**WHAT THE TASK ASKS**
Pick out every line of the entries below where "Read" occurs, and copy those lines.

**DATA PROVIDED**

··········

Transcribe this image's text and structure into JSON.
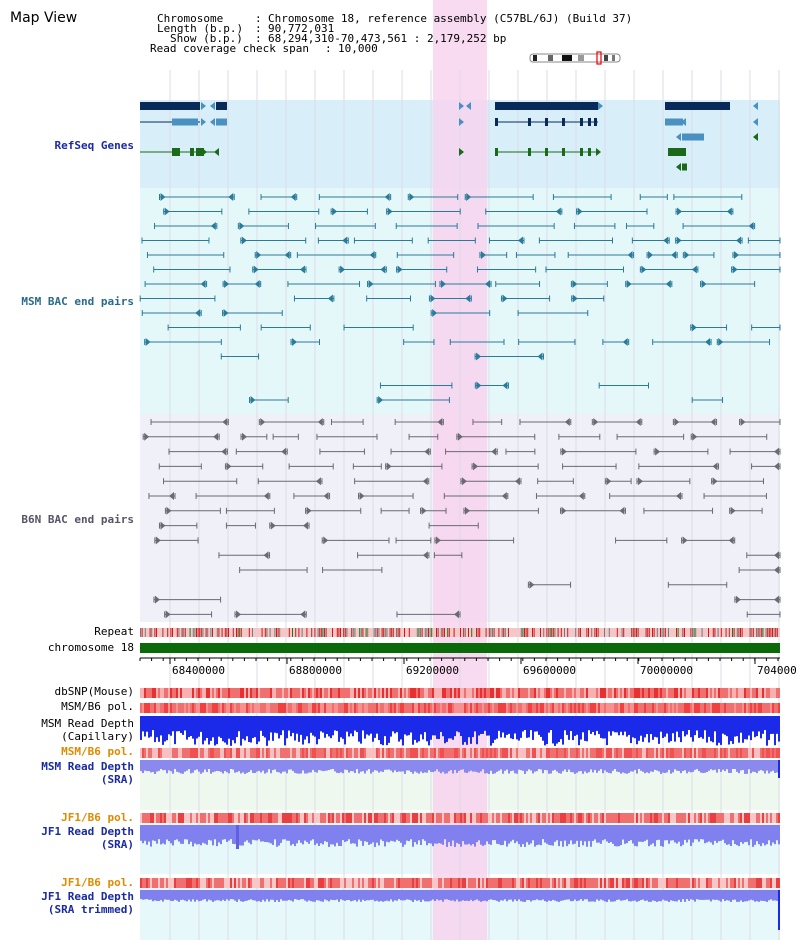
{
  "header": {
    "title": "Map View",
    "chromosome_label": "Chromosome",
    "chromosome_value": "Chromosome 18, reference assembly (C57BL/6J) (Build 37)",
    "length_label": "Length (b.p.)",
    "length_value": "90,772,031",
    "show_label": "Show (b.p.)",
    "show_value": "68,294,310-70,473,561 : 2,179,252 bp",
    "coverage_label": "Read coverage check span",
    "coverage_value": "10,000"
  },
  "tracks": {
    "refseq": "RefSeq Genes",
    "msm_bac": "MSM BAC end pairs",
    "b6n_bac": "B6N BAC end pairs",
    "repeat": "Repeat",
    "chromosome": "chromosome 18",
    "dbsnp": "dbSNP(Mouse)",
    "msm_b6_pol_1": "MSM/B6 pol.",
    "msm_depth_cap_1": "MSM Read Depth",
    "msm_depth_cap_2": "(Capillary)",
    "msm_b6_pol_2": "MSM/B6 pol.",
    "msm_depth_sra_1": "MSM Read Depth",
    "msm_depth_sra_2": "(SRA)",
    "jf1_b6_pol_1": "JF1/B6 pol.",
    "jf1_depth_sra_1": "JF1 Read Depth",
    "jf1_depth_sra_2": "(SRA)",
    "jf1_b6_pol_2": "JF1/B6 pol.",
    "jf1_depth_trim_1": "JF1 Read Depth",
    "jf1_depth_trim_2": "(SRA trimmed)"
  },
  "axis": {
    "ticks": [
      "68400000",
      "68800000",
      "69200000",
      "69600000",
      "70000000",
      "704000"
    ]
  },
  "colors": {
    "highlight": "#f7d3ee",
    "refseq_bg": "#d8eef8",
    "msm_bg": "#e4f8fa",
    "b6n_bg": "#f0f0f8",
    "gene_dark": "#0a2a5a",
    "gene_mid": "#4a90c0",
    "gene_green": "#1a6a1a",
    "chromosome_bar": "#0a6a0a"
  }
}
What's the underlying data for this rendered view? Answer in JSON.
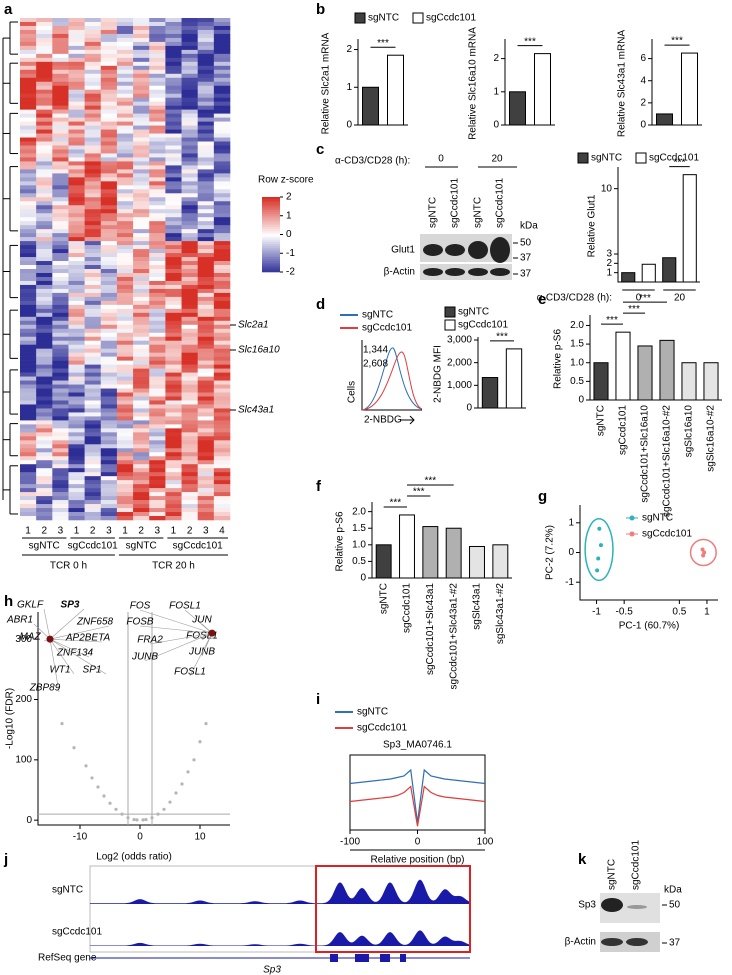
{
  "panel_labels": [
    "a",
    "b",
    "c",
    "d",
    "e",
    "f",
    "g",
    "h",
    "i",
    "j",
    "k"
  ],
  "heatmap": {
    "colorbar_title": "Row z-score",
    "colorbar_ticks": [
      2,
      1,
      0,
      -1,
      -2
    ],
    "genes": [
      "Slc2a1",
      "Slc16a10",
      "Slc43a1"
    ],
    "columns": [
      "1",
      "2",
      "3",
      "1",
      "2",
      "3",
      "1",
      "2",
      "3",
      "1",
      "2",
      "3",
      "4"
    ],
    "groups": [
      "sgNTC",
      "sgCcdc101",
      "sgNTC",
      "sgCcdc101"
    ],
    "conditions": [
      "TCR 0 h",
      "TCR 20 h"
    ]
  },
  "blot_c": {
    "treatment": "α-CD3/CD28 (h):",
    "times": [
      "0",
      "20"
    ],
    "lanes": [
      "sgNTC",
      "sgCcdc101",
      "sgNTC",
      "sgCcdc101"
    ],
    "kda": "kDa",
    "proteins": [
      "Glut1",
      "β-Actin"
    ],
    "markers": [
      "50",
      "37",
      "37"
    ]
  },
  "flow_d": {
    "legend": [
      "sgNTC",
      "sgCcdc101"
    ],
    "mfi": [
      "1,344",
      "2,608"
    ],
    "ylabel": "Cells",
    "xlabel": "2-NBDG"
  },
  "track_j": {
    "tracks": [
      "sgNTC",
      "sgCcdc101"
    ],
    "refseq": "RefSeq gene",
    "gene": "Sp3"
  },
  "blot_k": {
    "lanes": [
      "sgNTC",
      "sgCcdc101"
    ],
    "kda": "kDa",
    "proteins": [
      "Sp3",
      "β-Actin"
    ],
    "markers": [
      "50",
      "37"
    ]
  },
  "chart_data": [
    {
      "type": "bar",
      "ylabel": "Relative Slc2a1 mRNA",
      "categories": [
        null,
        null
      ],
      "values": [
        1,
        1.85
      ],
      "colors": [
        "#404040",
        "#ffffff"
      ],
      "ylim": [
        0,
        2.2
      ],
      "yticks": [
        0,
        1,
        2
      ],
      "annotations": [
        "***"
      ],
      "legend": [
        "sgNTC",
        "sgCcdc101"
      ]
    },
    {
      "type": "bar",
      "ylabel": "Relative Slc16a10 mRNA",
      "categories": [
        null,
        null
      ],
      "values": [
        1,
        2.15
      ],
      "colors": [
        "#404040",
        "#ffffff"
      ],
      "ylim": [
        0,
        2.5
      ],
      "yticks": [
        0,
        1,
        2
      ],
      "annotations": [
        "***"
      ]
    },
    {
      "type": "bar",
      "ylabel": "Relative Slc43a1 mRNA",
      "categories": [
        null,
        null
      ],
      "values": [
        1,
        6.5
      ],
      "colors": [
        "#404040",
        "#ffffff"
      ],
      "ylim": [
        0,
        7.5
      ],
      "yticks": [
        0,
        2,
        4,
        6
      ],
      "annotations": [
        "***"
      ]
    },
    {
      "type": "bar",
      "ylabel": "Relative Glut1",
      "categories": [
        null,
        null,
        null,
        null
      ],
      "values": [
        1,
        1.9,
        2.6,
        11.5
      ],
      "colors": [
        "#404040",
        "#ffffff",
        "#404040",
        "#ffffff"
      ],
      "ylim": [
        0,
        12
      ],
      "yticks": [
        1,
        2,
        3,
        10
      ],
      "xlabel": "α-CD3/CD28 (h):",
      "xgroups": [
        "0",
        "20"
      ],
      "annotations": [
        "***"
      ],
      "legend": [
        "sgNTC",
        "sgCcdc101"
      ]
    },
    {
      "type": "bar",
      "ylabel": "2-NBDG MFI",
      "categories": [
        null,
        null
      ],
      "values": [
        1344,
        2608
      ],
      "colors": [
        "#404040",
        "#ffffff"
      ],
      "ylim": [
        0,
        3000
      ],
      "yticks": [
        0,
        {
          "value": 1000,
          "label": "1,000"
        },
        {
          "value": 2000,
          "label": "2,000"
        },
        {
          "value": 3000,
          "label": "3,000"
        }
      ],
      "annotations": [
        "***"
      ],
      "legend": [
        "sgNTC",
        "sgCcdc101"
      ]
    },
    {
      "type": "bar",
      "ylabel": "Relative p-S6",
      "categories": [
        "sgNTC",
        "sgCcdc101",
        "sgCcdc101+Slc16a10",
        "sgCcdc101+Slc16a10-#2",
        "sgSlc16a10",
        "sgSlc16a10-#2"
      ],
      "values": [
        1,
        1.82,
        1.45,
        1.6,
        1,
        1
      ],
      "colors": [
        "#404040",
        "#ffffff",
        "#b0b0b0",
        "#b0b0b0",
        "#e4e4e4",
        "#e4e4e4"
      ],
      "ylim": [
        0,
        2.2
      ],
      "yticks": [
        0,
        0.5,
        {
          "value": 1,
          "label": "1.0"
        },
        1.5,
        {
          "value": 2,
          "label": "2.0"
        }
      ],
      "annotations": [
        "***",
        "***",
        "***"
      ]
    },
    {
      "type": "bar",
      "ylabel": "Relative p-S6",
      "categories": [
        "sgNTC",
        "sgCcdc101",
        "sgCcdc101+Slc43a1",
        "sgCcdc101+Slc43a1-#2",
        "sgSlc43a1",
        "sgSlc43a1-#2"
      ],
      "values": [
        1,
        1.9,
        1.55,
        1.5,
        0.95,
        1
      ],
      "colors": [
        "#404040",
        "#ffffff",
        "#b0b0b0",
        "#b0b0b0",
        "#e4e4e4",
        "#e4e4e4"
      ],
      "ylim": [
        0,
        2.2
      ],
      "yticks": [
        0,
        0.5,
        {
          "value": 1,
          "label": "1.0"
        },
        1.5,
        {
          "value": 2,
          "label": "2.0"
        }
      ],
      "annotations": [
        "***",
        "***",
        "***"
      ]
    },
    {
      "type": "scatter",
      "xlabel": "PC-1 (60.7%)",
      "ylabel": "PC-2 (7.2%)",
      "xlim": [
        -1.3,
        1.2
      ],
      "ylim": [
        -1.6,
        1.6
      ],
      "xticks": [
        -1,
        -0.5,
        0.5,
        1
      ],
      "yticks": [
        -1,
        0,
        1
      ],
      "series": [
        {
          "name": "sgNTC",
          "color": "#2bb3bb",
          "x": [
            -0.95,
            -0.92,
            -0.97,
            -0.99
          ],
          "values": [
            0.8,
            0.25,
            -0.2,
            -0.6
          ]
        },
        {
          "name": "sgCcdc101",
          "color": "#f07c7c",
          "x": [
            0.92,
            0.95,
            0.93
          ],
          "values": [
            0.1,
            0.0,
            -0.1
          ]
        }
      ]
    },
    {
      "type": "volcano",
      "xlabel": "Log2 (odds ratio)",
      "ylabel": "-Log10 (FDR)",
      "xlim": [
        -17,
        15
      ],
      "ylim": [
        -8,
        345
      ],
      "xticks": [
        -10,
        0,
        10
      ],
      "yticks": [
        0,
        100,
        200,
        300
      ],
      "color": "#b5b5b5",
      "x": [
        -13,
        -11,
        -9,
        -8,
        -7,
        -6,
        -5,
        -4,
        -3,
        -2,
        2,
        3,
        4,
        5,
        6,
        7,
        8,
        9,
        10,
        11,
        -15,
        12,
        -1,
        1,
        0.5,
        -0.5
      ],
      "values": [
        160,
        120,
        90,
        70,
        55,
        40,
        28,
        18,
        10,
        4,
        4,
        10,
        18,
        30,
        45,
        60,
        80,
        100,
        130,
        160,
        300,
        310,
        1,
        1,
        0.5,
        0.5
      ],
      "annotations_left": [
        "GKLF",
        "SP3",
        "ABR1",
        "ZNF658",
        "MAZ",
        "AP2BETA",
        "ZNF134",
        "WT1",
        "SP1",
        "ZBP89"
      ],
      "annotations_right": [
        "FOS",
        "FOSL1",
        "JUN",
        "FOSB",
        "FOSL1",
        "FRA2",
        "JUNB",
        "JUNB",
        "FOSL1"
      ]
    },
    {
      "type": "line",
      "title": "Sp3_MA0746.1",
      "xlabel": "Relative position (bp)",
      "xlim": [
        -100,
        100
      ],
      "ylim": [
        0,
        1
      ],
      "xticks": [
        -100,
        0,
        100
      ],
      "x": [
        -100,
        -90,
        -80,
        -70,
        -60,
        -50,
        -40,
        -30,
        -20,
        -10,
        0,
        10,
        20,
        30,
        40,
        50,
        60,
        70,
        80,
        90,
        100
      ],
      "series": [
        {
          "name": "sgNTC",
          "color": "#2f6fb5",
          "values": [
            0.62,
            0.63,
            0.64,
            0.65,
            0.66,
            0.67,
            0.68,
            0.7,
            0.72,
            0.8,
            0.1,
            0.8,
            0.72,
            0.7,
            0.68,
            0.67,
            0.66,
            0.65,
            0.64,
            0.63,
            0.62
          ]
        },
        {
          "name": "sgCcdc101",
          "color": "#e03c3c",
          "values": [
            0.38,
            0.39,
            0.4,
            0.41,
            0.42,
            0.43,
            0.44,
            0.46,
            0.5,
            0.58,
            0.05,
            0.58,
            0.5,
            0.46,
            0.44,
            0.43,
            0.42,
            0.41,
            0.4,
            0.39,
            0.38
          ]
        }
      ]
    }
  ]
}
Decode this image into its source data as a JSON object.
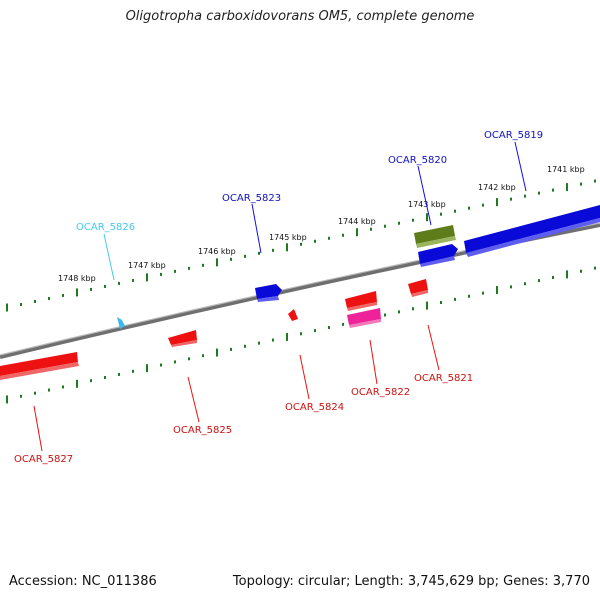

··········

**RESULT FOR THIS TASK**
    "coverage_label": "Read coverage check span",
    "msm_depth_cap_1": "MSM Read Depth",
    "msm_depth_sra_1": "MSM Read Depth",
    "jf1_depth_sra_1": "JF1 Read Depth",
    "jf1_depth_trim_1": "JF1 Read Depth",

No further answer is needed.